Short problem
Count every line below in which "decyzji" occurs, then give only the count.

───── Data for this exercise ─────

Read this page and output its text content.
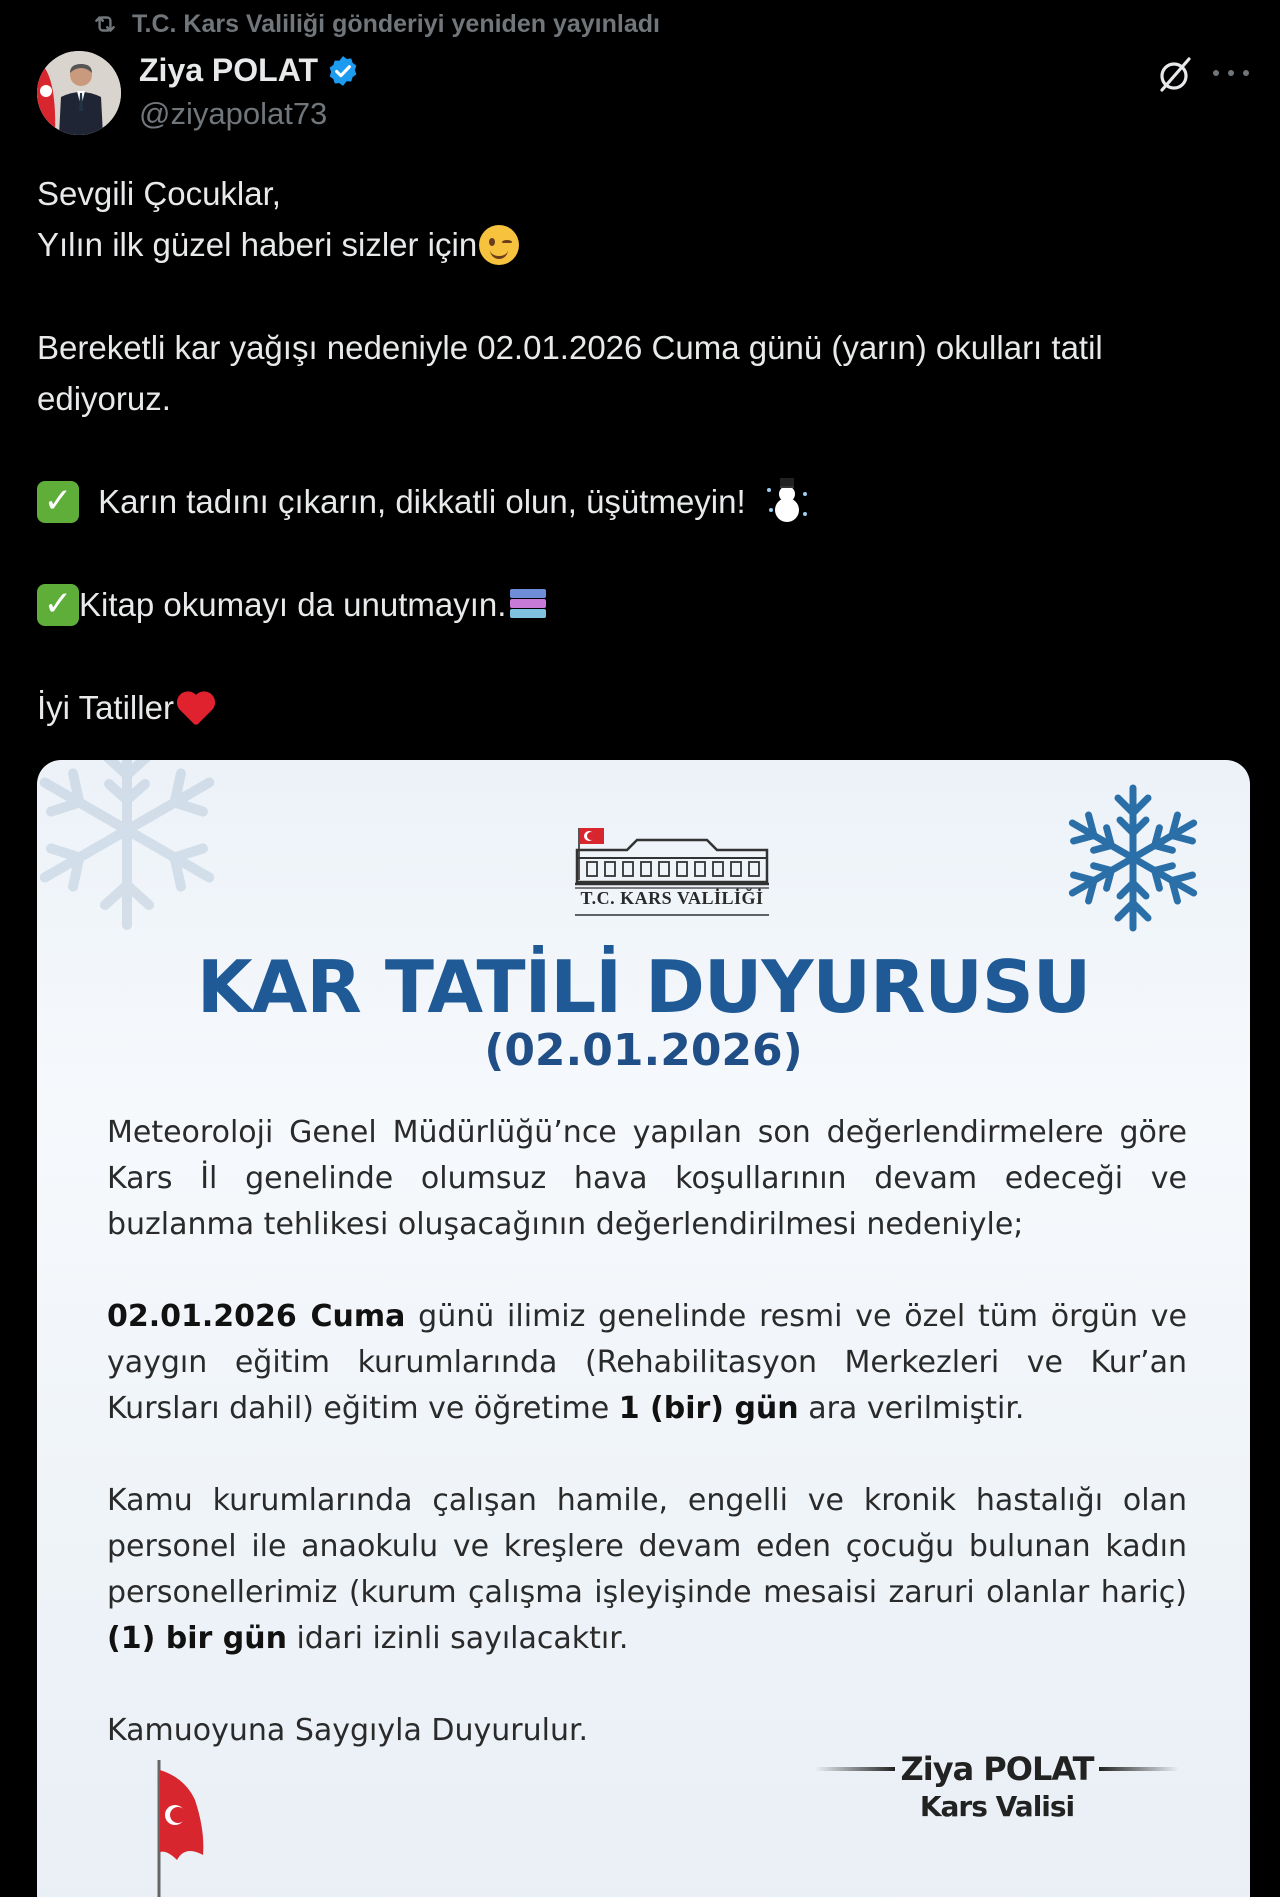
T.C. Kars Valiliği gönderiyi yeniden yayınladı
Ziya POLAT
@ziyapolat73
Sevgili Çocuklar,
Yılın ilk güzel haberi sizler için
Bereketli kar yağışı nedeniyle 02.01.2026 Cuma günü (yarın) okulları tatil
ediyoruz.
✓ Karın tadını çıkarın, dikkatli olun, üşütmeyin!

✓ Kitap okumayı da unutmayın.

İyi Tatiller
T.C. KARS VALİLİĞİ
KAR TATİLİ DUYURUSU
(02.01.2026)

Meteoroloji Genel Müdürlüğü’nce yapılan son değerlendirmelere göre Kars İl genelinde olumsuz hava koşullarının devam edeceği ve buzlanma tehlikesi oluşacağının değerlendirilmesi nedeniyle;

02.01.2026 Cuma günü ilimiz genelinde resmi ve özel tüm örgün ve yaygın eğitim kurumlarında (Rehabilitasyon Merkezleri ve Kur’an Kursları dahil) eğitim ve öğretime 1 (bir) gün ara verilmiştir.

Kamu kurumlarında çalışan hamile, engelli ve kronik hastalığı olan personel ile anaokulu ve kreşlere devam eden çocuğu bulunan kadın personellerimiz (kurum çalışma işleyişinde mesaisi zaruri olanlar hariç) (1) bir gün idari izinli sayılacaktır.

Kamuoyuna Saygıyla Duyurulur.

Ziya POLAT
Kars Valisi
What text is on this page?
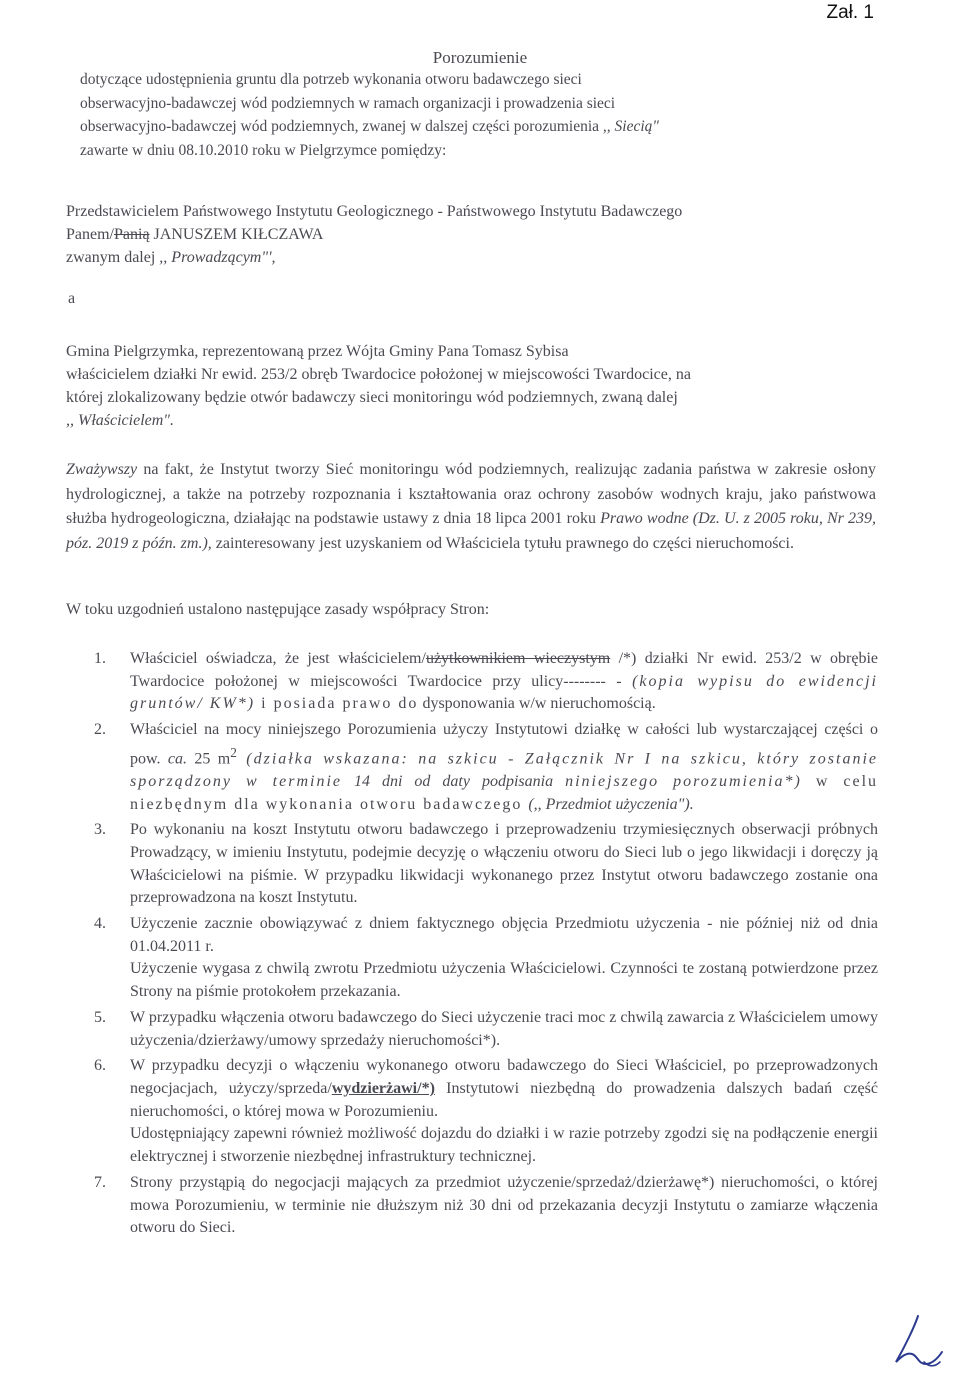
Zał. 1
Porozumienie
dotyczące udostępnienia gruntu dla potrzeb wykonania otworu badawczego sieci
obserwacyjno-badawczej wód podziemnych w ramach organizacji i prowadzenia sieci
obserwacyjno-badawczej wód podziemnych, zwanej w dalszej części porozumienia ,, Siecią"
zawarte w dniu 08.10.2010 roku w Pielgrzymce pomiędzy:
Przedstawicielem Państwowego Instytutu Geologicznego - Państwowego Instytutu Badawczego
Panem/Panią JANUSZEM KIŁCZAWA
zwanym dalej ,, Prowadzącym"',
a
Gmina Pielgrzymka, reprezentowaną przez Wójta Gminy Pana Tomasz Sybisa
właścicielem działki Nr ewid. 253/2 obręb Twardocice położonej w miejscowości Twardocice, na
której zlokalizowany będzie otwór badawczy sieci monitoringu wód podziemnych, zwaną dalej
,, Właścicielem".
Zważywszy na fakt, że Instytut tworzy Sieć monitoringu wód podziemnych, realizując zadania państwa w zakresie osłony hydrologicznej, a także na potrzeby rozpoznania i kształtowania oraz ochrony zasobów wodnych kraju, jako państwowa służba hydrogeologiczna, działając na podstawie ustawy z dnia 18 lipca 2001 roku Prawo wodne (Dz. U. z 2005 roku, Nr 239, póz. 2019 z późn. zm.), zainteresowany jest uzyskaniem od Właściciela tytułu prawnego do części nieruchomości.
W toku uzgodnień ustalono następujące zasady współpracy Stron:
1. Właściciel oświadcza, że jest właścicielem/użytkownikiem wieczystym /*) działki Nr ewid. 253/2 w obrębie Twardocice położonej w miejscowości Twardocice przy ulicy-------- - (kopia wypisu do ewidencji gruntów/ KW*) i posiada prawo do dysponowania w/w nieruchomością.

2. Właściciel na mocy niniejszego Porozumienia użyczy Instytutowi działkę w całości lub wystarczającej części o pow. ca. 25 $m^2$ (działka wskazana: na szkicu - Załącznik Nr I na szkicu, który zostanie sporządzony w terminie 14 dni od daty podpisania niniejszego porozumienia*) w celu niezbędnym dla wykonania otworu badawczego (,, Przedmiot użyczenia").

3. Po wykonaniu na koszt Instytutu otworu badawczego i przeprowadzeniu trzymiesięcznych obserwacji próbnych Prowadzący, w imieniu Instytutu, podejmie decyzję o włączeniu otworu do Sieci lub o jego likwidacji i doręczy ją Właścicielowi na piśmie. W przypadku likwidacji wykonanego przez Instytut otworu badawczego zostanie ona przeprowadzona na koszt Instytutu.

4. Użyczenie zacznie obowiązywać z dniem faktycznego objęcia Przedmiotu użyczenia - nie później niż od dnia 01.04.2011 r.

Użyczenie wygasa z chwilą zwrotu Przedmiotu użyczenia Właścicielowi. Czynności te zostaną potwierdzone przez Strony na piśmie protokołem przekazania.

5. W przypadku włączenia otworu badawczego do Sieci użyczenie traci moc z chwilą zawarcia z Właścicielem umowy użyczenia/dzierżawy/umowy sprzedaży nieruchomości*).

6. W przypadku decyzji o włączeniu wykonanego otworu badawczego do Sieci Właściciel, po przeprowadzonych negocjacjach, użyczy/sprzeda/wydzierżawi/*) Instytutowi niezbędną do prowadzenia dalszych badań część nieruchomości, o której mowa w Porozumieniu.

Udostępniający zapewni również możliwość dojazdu do działki i w razie potrzeby zgodzi się na podłączenie energii elektrycznej i stworzenie niezbędnej infrastruktury technicznej.

7. Strony przystąpią do negocjacji mających za przedmiot użyczenie/sprzedaż/dzierżawę*) nieruchomości, o której mowa Porozumieniu, w terminie nie dłuższym niż 30 dni od przekazania decyzji Instytutu o zamiarze włączenia otworu do Sieci.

─────

Task result
2